Would you output the whole listing below, exactly as it reads?

========================================

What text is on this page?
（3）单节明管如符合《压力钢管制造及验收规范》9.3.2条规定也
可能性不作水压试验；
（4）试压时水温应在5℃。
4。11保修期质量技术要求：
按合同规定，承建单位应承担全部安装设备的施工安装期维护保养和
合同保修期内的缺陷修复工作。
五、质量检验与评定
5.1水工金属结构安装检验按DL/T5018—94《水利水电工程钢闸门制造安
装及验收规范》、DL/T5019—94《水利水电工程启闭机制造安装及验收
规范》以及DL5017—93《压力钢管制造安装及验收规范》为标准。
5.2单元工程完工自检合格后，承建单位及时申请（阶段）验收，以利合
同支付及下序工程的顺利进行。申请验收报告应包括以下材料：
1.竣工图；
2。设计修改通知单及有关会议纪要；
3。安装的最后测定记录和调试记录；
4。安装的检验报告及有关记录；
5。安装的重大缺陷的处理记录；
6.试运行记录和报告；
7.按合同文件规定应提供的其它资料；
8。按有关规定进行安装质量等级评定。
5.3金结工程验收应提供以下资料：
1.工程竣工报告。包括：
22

========================================

__Right answer__:
What text is on this page?
（3）单节明管如符合《压力钢管制造及验收规范》9.3.2条规定也
可能性不作水压试验；
（4）试压时水温应在5℃。
4。11保修期质量技术要求：
按合同规定，承建单位应承担全部安装设备的施工安装期维护保养和
合同保修期内的缺陷修复工作。
五、质量检验与评定
5.1水工金属结构安装检验按DL/T5018—94《水利水电工程钢闸门制造安
装及验收规范》、DL/T5019—94《水利水电工程启闭机制造安装及验收
规范》以及DL5017—93《压力钢管制造安装及验收规范》为标准。
5.2单元工程完工自检合格后，承建单位及时申请（阶段）验收，以利合
同支付及下序工程的顺利进行。申请验收报告应包括以下材料：
1.竣工图；
2。设计修改通知单及有关会议纪要；
3。安装的最后测定记录和调试记录；
4。安装的检验报告及有关记录；
5。安装的重大缺陷的处理记录；
6.试运行记录和报告；
7.按合同文件规定应提供的其它资料；
8。按有关规定进行安装质量等级评定。
5.3金结工程验收应提供以下资料：
1.工程竣工报告。包括：
22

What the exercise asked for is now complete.